Identify and reproduce every line holding the string "Tainan".
=====
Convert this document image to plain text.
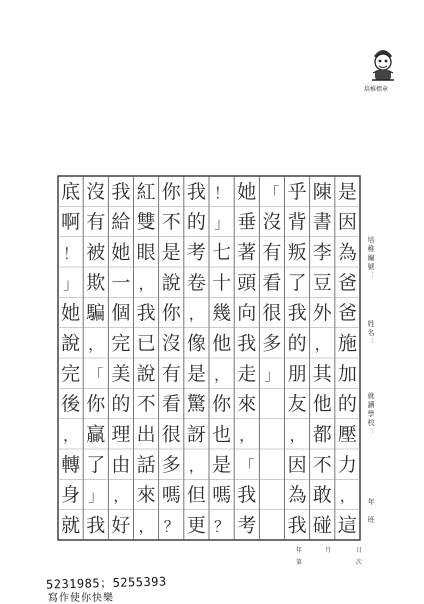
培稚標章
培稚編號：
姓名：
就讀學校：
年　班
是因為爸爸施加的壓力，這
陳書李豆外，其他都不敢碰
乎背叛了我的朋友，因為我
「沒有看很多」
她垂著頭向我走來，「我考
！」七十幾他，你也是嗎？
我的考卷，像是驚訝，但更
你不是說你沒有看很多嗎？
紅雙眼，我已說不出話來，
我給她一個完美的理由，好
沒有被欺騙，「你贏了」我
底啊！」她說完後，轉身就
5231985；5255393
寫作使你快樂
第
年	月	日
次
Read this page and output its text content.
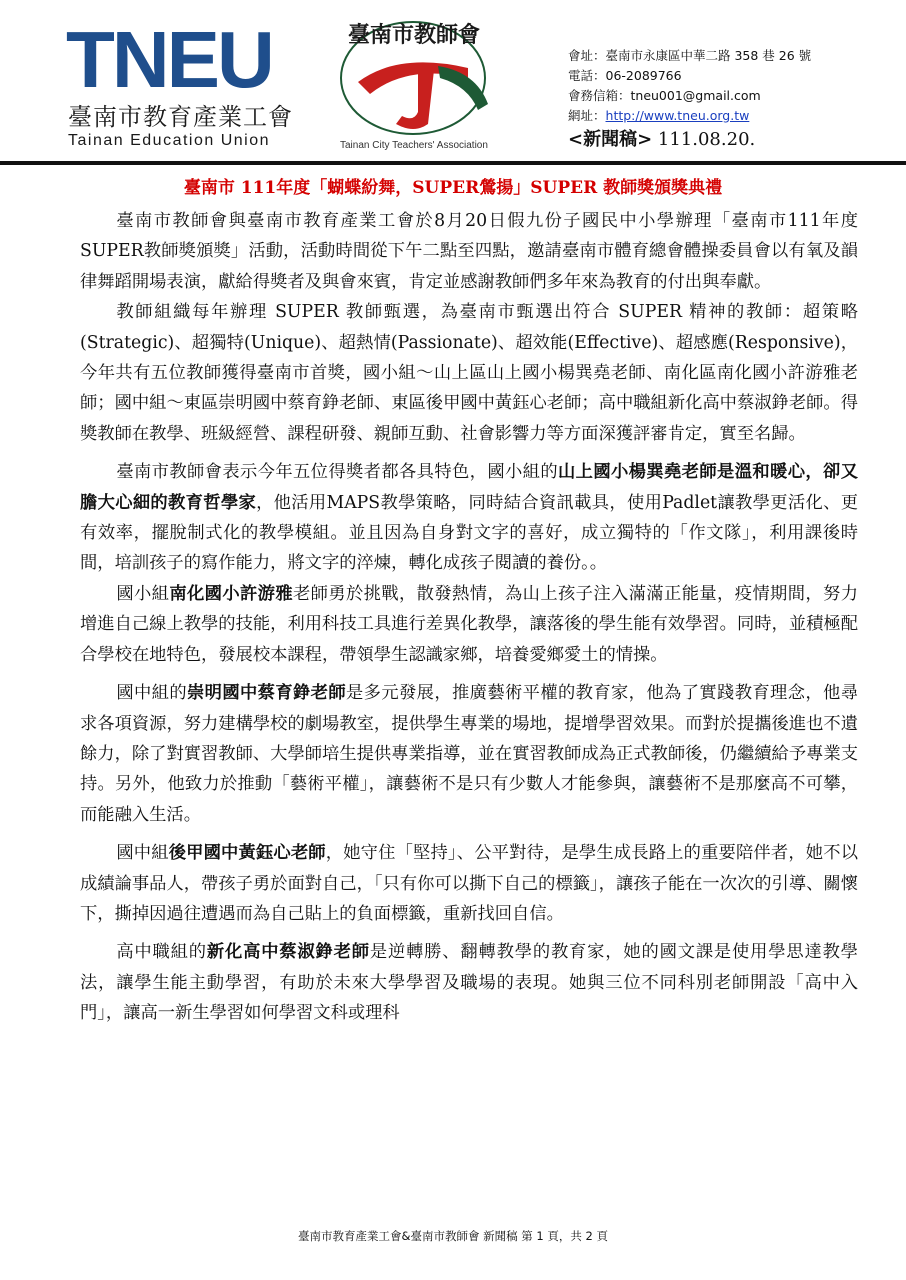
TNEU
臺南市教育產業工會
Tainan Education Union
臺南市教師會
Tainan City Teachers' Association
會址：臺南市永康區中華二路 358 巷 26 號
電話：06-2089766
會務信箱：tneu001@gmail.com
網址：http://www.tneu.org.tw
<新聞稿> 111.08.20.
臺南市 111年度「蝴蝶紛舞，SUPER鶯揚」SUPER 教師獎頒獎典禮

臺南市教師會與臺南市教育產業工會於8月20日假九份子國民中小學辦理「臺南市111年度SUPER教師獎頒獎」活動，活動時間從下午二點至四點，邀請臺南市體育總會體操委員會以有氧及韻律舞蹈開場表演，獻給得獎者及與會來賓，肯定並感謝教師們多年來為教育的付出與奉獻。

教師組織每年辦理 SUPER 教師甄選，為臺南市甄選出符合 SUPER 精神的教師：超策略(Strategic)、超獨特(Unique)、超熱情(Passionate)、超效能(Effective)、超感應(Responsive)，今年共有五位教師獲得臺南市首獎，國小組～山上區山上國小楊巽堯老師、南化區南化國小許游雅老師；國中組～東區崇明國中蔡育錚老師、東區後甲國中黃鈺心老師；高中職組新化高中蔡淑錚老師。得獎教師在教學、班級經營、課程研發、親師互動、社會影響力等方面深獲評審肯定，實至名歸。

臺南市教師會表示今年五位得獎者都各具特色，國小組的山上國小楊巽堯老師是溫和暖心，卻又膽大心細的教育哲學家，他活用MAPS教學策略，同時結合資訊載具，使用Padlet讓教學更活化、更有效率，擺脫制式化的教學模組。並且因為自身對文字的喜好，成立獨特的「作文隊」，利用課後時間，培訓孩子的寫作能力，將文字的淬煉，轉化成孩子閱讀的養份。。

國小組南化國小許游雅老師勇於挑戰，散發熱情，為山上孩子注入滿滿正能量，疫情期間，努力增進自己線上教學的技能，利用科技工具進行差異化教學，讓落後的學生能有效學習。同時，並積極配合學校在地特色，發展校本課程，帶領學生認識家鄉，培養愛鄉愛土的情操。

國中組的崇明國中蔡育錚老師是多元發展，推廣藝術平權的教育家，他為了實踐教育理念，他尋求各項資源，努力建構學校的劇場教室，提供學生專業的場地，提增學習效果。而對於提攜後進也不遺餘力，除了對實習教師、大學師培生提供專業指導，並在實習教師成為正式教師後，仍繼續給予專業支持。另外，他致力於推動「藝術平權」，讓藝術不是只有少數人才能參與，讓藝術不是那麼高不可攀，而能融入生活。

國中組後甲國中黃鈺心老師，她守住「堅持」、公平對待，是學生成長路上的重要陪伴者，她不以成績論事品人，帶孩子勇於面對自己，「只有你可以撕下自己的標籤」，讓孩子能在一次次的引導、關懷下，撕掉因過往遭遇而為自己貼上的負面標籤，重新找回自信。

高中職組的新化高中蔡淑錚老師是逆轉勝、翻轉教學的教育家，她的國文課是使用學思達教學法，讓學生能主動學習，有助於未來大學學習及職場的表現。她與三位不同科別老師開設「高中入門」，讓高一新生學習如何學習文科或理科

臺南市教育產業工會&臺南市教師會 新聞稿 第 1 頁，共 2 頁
=====
RESPONSE TO THE EXERCISE |
Tainan Education Union
Tainan City Teachers' Association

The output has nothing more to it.